■ Exercise goal
Locate and copy each line in the data that contains the word "alapszabályok".

─── Working data ───

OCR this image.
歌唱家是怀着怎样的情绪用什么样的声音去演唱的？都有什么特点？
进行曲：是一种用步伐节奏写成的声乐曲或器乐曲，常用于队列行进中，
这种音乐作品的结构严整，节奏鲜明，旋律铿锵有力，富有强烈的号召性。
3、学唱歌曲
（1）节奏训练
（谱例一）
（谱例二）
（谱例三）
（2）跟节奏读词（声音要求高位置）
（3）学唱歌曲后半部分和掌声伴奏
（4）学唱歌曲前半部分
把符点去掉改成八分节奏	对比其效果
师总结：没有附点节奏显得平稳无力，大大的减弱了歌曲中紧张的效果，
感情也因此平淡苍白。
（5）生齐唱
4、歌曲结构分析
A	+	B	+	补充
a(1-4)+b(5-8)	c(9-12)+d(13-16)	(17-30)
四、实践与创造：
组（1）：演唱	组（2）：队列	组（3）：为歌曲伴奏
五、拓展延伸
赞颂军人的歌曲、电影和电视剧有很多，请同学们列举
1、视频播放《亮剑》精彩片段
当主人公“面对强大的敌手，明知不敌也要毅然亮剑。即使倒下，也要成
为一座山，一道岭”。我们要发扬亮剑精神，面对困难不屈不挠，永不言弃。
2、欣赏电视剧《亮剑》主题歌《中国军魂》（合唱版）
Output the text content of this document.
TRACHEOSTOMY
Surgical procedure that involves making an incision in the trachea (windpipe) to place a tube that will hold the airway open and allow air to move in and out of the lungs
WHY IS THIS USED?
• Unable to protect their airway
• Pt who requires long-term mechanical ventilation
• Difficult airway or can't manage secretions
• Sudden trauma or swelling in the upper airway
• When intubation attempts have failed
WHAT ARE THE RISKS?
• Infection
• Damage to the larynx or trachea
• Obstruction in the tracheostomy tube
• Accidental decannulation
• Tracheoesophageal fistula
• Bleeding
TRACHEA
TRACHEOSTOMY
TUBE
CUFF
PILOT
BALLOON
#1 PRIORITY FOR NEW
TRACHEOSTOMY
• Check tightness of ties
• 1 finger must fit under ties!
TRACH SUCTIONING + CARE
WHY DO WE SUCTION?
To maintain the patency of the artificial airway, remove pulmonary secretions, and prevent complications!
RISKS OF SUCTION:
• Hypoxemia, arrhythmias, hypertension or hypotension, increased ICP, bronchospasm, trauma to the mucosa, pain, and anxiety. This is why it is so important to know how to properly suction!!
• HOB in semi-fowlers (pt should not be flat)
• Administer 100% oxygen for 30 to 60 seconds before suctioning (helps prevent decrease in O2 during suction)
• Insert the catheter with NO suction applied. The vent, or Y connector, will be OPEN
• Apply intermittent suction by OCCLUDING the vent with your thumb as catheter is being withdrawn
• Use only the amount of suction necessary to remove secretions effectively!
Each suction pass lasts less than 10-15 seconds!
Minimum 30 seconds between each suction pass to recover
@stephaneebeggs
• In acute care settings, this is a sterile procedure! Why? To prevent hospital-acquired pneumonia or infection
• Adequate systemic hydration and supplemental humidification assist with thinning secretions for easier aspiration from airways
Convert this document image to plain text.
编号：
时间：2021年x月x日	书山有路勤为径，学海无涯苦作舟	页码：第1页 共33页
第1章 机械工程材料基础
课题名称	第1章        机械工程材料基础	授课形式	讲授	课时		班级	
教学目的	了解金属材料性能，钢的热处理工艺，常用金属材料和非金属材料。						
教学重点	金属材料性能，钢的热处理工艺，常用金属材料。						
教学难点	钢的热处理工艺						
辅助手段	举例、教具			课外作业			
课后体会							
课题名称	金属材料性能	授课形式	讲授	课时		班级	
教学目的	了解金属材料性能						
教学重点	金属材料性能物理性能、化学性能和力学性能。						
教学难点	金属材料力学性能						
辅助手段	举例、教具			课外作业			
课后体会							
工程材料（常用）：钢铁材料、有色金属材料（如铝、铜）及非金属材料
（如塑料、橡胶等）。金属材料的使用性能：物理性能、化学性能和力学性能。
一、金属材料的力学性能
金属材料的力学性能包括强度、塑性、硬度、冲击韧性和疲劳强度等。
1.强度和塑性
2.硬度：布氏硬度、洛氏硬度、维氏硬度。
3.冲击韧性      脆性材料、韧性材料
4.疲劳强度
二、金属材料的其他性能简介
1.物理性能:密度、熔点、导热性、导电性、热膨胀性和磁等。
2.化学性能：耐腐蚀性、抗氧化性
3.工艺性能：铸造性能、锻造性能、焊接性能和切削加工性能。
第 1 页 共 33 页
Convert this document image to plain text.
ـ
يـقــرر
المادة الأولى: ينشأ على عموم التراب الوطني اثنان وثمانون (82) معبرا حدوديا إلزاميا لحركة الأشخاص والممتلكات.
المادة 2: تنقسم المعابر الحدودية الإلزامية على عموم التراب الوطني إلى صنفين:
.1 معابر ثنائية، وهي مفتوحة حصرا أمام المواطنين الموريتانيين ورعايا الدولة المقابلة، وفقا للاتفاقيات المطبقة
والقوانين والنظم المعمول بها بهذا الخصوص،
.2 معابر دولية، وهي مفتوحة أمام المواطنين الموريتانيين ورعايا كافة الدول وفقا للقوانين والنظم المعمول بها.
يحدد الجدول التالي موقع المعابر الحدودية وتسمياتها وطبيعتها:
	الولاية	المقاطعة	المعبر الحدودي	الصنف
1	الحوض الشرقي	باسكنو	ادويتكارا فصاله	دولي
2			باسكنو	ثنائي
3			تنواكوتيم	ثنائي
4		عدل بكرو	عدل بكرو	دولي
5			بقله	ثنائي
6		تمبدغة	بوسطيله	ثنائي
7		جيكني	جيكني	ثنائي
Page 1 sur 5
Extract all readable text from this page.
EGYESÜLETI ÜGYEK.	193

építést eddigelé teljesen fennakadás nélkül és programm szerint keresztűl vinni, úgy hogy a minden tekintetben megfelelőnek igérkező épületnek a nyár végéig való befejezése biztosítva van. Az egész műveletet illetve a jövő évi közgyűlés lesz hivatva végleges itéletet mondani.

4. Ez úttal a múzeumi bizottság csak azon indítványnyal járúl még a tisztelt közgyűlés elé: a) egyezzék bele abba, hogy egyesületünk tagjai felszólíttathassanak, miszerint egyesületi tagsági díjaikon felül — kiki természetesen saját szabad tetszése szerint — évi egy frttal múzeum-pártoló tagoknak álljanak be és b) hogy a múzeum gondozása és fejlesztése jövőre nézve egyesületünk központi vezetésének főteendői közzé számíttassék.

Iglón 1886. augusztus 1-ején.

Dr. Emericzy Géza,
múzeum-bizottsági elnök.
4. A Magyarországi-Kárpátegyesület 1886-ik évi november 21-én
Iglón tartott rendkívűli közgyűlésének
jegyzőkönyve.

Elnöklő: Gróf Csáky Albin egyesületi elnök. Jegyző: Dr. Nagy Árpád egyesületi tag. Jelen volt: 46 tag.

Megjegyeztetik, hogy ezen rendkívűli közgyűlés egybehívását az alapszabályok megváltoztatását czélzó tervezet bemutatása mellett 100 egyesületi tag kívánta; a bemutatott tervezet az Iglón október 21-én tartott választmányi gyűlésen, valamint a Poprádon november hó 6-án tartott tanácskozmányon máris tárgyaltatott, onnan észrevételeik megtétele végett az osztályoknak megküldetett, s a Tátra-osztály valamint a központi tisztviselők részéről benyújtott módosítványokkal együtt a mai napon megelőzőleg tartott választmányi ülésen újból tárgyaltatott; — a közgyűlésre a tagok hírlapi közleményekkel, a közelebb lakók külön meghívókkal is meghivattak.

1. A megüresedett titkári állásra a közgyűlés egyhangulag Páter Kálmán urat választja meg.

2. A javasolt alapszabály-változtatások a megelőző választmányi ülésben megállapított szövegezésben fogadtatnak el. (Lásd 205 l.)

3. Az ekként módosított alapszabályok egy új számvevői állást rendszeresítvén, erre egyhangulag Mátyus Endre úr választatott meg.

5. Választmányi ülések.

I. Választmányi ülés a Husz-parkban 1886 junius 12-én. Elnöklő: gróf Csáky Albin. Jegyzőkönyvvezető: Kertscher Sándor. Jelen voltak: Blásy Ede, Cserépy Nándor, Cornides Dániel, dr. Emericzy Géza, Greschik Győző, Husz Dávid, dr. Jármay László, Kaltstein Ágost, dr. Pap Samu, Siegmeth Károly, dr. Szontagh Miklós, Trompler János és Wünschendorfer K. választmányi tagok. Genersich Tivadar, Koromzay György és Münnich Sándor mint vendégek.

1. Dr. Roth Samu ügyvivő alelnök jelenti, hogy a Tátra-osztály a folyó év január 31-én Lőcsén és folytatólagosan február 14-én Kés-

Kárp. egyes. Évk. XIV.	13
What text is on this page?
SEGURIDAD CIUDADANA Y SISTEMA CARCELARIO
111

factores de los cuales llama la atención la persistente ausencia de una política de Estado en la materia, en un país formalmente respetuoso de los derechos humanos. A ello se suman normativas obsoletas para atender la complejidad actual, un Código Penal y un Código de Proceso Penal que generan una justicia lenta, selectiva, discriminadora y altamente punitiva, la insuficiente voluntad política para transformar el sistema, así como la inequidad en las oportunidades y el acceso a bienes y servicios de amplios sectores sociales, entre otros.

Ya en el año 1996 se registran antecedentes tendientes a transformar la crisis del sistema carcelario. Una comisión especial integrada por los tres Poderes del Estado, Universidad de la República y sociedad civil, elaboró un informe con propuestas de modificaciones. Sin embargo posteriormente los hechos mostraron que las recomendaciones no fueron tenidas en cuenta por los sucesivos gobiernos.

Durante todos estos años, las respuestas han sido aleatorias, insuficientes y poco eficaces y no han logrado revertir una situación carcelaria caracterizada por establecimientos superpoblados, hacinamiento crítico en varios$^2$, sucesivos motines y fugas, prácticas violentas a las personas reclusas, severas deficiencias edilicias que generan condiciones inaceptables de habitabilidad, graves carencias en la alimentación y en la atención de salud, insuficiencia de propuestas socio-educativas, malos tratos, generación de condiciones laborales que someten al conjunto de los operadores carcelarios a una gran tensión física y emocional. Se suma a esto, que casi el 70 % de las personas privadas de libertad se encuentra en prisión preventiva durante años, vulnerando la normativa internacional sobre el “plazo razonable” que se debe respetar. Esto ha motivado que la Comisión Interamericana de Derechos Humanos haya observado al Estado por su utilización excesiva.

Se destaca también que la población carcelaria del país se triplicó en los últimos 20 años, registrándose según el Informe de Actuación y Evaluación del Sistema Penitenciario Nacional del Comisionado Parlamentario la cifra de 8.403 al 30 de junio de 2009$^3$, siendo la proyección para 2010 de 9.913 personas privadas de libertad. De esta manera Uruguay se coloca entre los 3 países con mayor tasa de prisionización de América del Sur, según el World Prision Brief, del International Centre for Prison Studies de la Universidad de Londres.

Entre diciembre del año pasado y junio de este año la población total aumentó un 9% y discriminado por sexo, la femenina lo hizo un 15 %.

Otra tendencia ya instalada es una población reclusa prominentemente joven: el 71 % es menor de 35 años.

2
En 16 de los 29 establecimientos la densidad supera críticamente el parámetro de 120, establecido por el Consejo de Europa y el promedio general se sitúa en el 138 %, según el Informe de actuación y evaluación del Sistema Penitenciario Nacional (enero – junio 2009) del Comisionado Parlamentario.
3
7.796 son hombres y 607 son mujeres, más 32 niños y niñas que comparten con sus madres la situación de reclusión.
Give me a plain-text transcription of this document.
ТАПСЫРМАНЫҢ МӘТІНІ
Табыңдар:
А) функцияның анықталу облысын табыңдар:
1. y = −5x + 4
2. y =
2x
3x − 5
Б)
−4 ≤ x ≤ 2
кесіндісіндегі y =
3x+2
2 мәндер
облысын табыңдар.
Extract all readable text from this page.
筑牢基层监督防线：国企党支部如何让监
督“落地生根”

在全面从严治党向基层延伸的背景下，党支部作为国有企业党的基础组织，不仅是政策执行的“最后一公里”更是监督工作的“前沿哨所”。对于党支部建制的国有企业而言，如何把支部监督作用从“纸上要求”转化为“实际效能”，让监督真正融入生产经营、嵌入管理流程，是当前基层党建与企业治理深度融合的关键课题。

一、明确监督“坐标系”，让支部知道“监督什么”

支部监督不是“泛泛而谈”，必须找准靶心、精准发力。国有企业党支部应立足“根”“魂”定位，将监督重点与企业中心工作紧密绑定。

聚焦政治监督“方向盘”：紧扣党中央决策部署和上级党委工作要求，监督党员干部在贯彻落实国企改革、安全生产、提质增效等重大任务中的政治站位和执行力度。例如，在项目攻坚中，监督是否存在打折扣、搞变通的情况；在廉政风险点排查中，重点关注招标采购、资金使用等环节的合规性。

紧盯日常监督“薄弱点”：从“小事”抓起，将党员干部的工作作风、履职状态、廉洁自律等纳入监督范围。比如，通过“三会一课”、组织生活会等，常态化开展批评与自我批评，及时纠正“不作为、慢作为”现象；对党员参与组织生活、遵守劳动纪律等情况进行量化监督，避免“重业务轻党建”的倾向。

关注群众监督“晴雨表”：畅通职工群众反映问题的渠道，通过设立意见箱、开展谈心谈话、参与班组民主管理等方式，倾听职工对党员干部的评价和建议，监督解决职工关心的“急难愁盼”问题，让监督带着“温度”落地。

───

■ Exercise result
Megjegyeztetik, hogy ezen rendkívűli közgyűlés egybehívását az alapszabályok megváltoztatását czélzó tervezet bemutatása mellett 100 egyesületi tag kívánta; a bemutatott tervezet az Iglón október 21-én tartott választmányi gyűlésen, valamint a Poprádon november hó 6-án tartott tanácskozmányon máris tárgyaltatott, onnan észrevételeik megtétele végett az osztályoknak megküldetett, s a Tátra-osztály valamint a központi tisztviselők részéről benyújtott módosítványokkal együtt a mai napon megelőzőleg tartott választmányi ülésen újból tárgyaltatott; — a közgyűlésre a tagok hírlapi közleményekkel, a közelebb lakók külön meghívókkal is meghivattak.
3. Az ekként módosított alapszabályok egy új számvevői állást rendszeresítvén, erre egyhangulag Mátyus Endre úr választatott meg.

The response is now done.